Goal – Extract all of the entries and set them down verbatim.

Material –
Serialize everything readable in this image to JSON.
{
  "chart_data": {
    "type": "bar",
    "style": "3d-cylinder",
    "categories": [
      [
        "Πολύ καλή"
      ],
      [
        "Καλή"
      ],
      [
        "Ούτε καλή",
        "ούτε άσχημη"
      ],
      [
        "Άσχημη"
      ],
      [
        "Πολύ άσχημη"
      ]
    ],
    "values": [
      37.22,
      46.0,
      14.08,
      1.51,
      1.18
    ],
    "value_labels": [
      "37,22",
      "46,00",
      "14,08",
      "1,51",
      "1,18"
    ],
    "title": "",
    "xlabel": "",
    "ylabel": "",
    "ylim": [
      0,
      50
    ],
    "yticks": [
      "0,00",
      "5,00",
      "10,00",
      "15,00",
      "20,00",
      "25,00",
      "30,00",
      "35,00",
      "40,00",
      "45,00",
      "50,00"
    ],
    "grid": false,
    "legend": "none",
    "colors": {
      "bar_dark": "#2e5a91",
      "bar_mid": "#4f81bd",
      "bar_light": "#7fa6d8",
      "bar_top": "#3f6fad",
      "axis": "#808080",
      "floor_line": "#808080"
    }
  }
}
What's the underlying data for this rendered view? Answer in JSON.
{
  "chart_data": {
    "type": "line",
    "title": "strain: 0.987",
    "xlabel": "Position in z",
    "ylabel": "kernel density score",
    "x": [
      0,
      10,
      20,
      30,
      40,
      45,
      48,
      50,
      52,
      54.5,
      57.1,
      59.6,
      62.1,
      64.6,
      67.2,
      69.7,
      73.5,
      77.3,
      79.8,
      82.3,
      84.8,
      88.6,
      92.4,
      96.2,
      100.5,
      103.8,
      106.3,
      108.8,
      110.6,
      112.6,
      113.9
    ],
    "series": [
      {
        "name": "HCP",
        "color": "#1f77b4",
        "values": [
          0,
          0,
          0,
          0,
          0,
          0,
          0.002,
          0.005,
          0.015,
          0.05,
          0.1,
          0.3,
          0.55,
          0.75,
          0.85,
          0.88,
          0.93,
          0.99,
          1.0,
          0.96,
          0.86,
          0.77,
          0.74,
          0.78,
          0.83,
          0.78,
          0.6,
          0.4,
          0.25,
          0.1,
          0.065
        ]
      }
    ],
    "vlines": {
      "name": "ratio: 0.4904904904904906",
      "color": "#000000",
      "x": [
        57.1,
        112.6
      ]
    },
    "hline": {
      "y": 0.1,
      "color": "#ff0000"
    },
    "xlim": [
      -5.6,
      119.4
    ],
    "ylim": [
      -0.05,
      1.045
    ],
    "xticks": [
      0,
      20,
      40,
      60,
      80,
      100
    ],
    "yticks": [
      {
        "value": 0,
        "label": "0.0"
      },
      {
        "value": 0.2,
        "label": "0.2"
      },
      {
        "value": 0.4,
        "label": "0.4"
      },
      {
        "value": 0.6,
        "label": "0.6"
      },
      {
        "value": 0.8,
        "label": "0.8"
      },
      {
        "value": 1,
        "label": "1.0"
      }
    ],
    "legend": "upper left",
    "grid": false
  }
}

Output for this task –
Serialize everything readable in this image to JSON.
{
  "chart_data": {
    "type": "bar",
    "style": "3d-cylinder",
    "categories": [
      [
        "Πολύ καλή"
      ],
      [
        "Καλή"
      ],
      [
        "Ούτε καλή",
        "ούτε άσχημη"
      ],
      [
        "Άσχημη"
      ],
      [
        "Πολύ άσχημη"
      ]
    ],
    "values": [
      37.22,
      46.0,
      14.08,
      1.51,
      1.18
    ],
    "value_labels": [
      "37,22",
      "46,00",
      "14,08",
      "1,51",
      "1,18"
    ],
    "title": "",
    "xlabel": "",
    "ylabel": "",
    "ylim": [
      0,
      50
    ],
    "yticks": [
      "0,00",
      "5,00",
      "10,00",
      "15,00",
      "20,00",
      "25,00",
      "30,00",
      "35,00",
      "40,00",
      "45,00",
      "50,00"
    ],
    "grid": false,
    "legend": "none",
    "colors": {
      "bar_dark": "#2e5a91",
      "bar_mid": "#4f81bd",
      "bar_light": "#7fa6d8",
      "bar_top": "#3f6fad",
      "axis": "#808080",
      "floor_line": "#808080"
    }
  }
}
What's the underlying data for this rendered view? Answer in JSON.
{
  "chart_data": {
    "type": "line",
    "title": "strain: 0.987",
    "xlabel": "Position in z",
    "ylabel": "kernel density score",
    "x": [
      0,
      10,
      20,
      30,
      40,
      45,
      48,
      50,
      52,
      54.5,
      57.1,
      59.6,
      62.1,
      64.6,
      67.2,
      69.7,
      73.5,
      77.3,
      79.8,
      82.3,
      84.8,
      88.6,
      92.4,
      96.2,
      100.5,
      103.8,
      106.3,
      108.8,
      110.6,
      112.6,
      113.9
    ],
    "series": [
      {
        "name": "HCP",
        "color": "#1f77b4",
        "values": [
          0,
          0,
          0,
          0,
          0,
          0,
          0.002,
          0.005,
          0.015,
          0.05,
          0.1,
          0.3,
          0.55,
          0.75,
          0.85,
          0.88,
          0.93,
          0.99,
          1.0,
          0.96,
          0.86,
          0.77,
          0.74,
          0.78,
          0.83,
          0.78,
          0.6,
          0.4,
          0.25,
          0.1,
          0.065
        ]
      }
    ],
    "vlines": {
      "name": "ratio: 0.4904904904904906",
      "color": "#000000",
      "x": [
        57.1,
        112.6
      ]
    },
    "hline": {
      "y": 0.1,
      "color": "#ff0000"
    },
    "xlim": [
      -5.6,
      119.4
    ],
    "ylim": [
      -0.05,
      1.045
    ],
    "xticks": [
      0,
      20,
      40,
      60,
      80,
      100
    ],
    "yticks": [
      {
        "value": 0,
        "label": "0.0"
      },
      {
        "value": 0.2,
        "label": "0.2"
      },
      {
        "value": 0.4,
        "label": "0.4"
      },
      {
        "value": 0.6,
        "label": "0.6"
      },
      {
        "value": 0.8,
        "label": "0.8"
      },
      {
        "value": 1,
        "label": "1.0"
      }
    ],
    "legend": "upper left",
    "grid": false
  }
}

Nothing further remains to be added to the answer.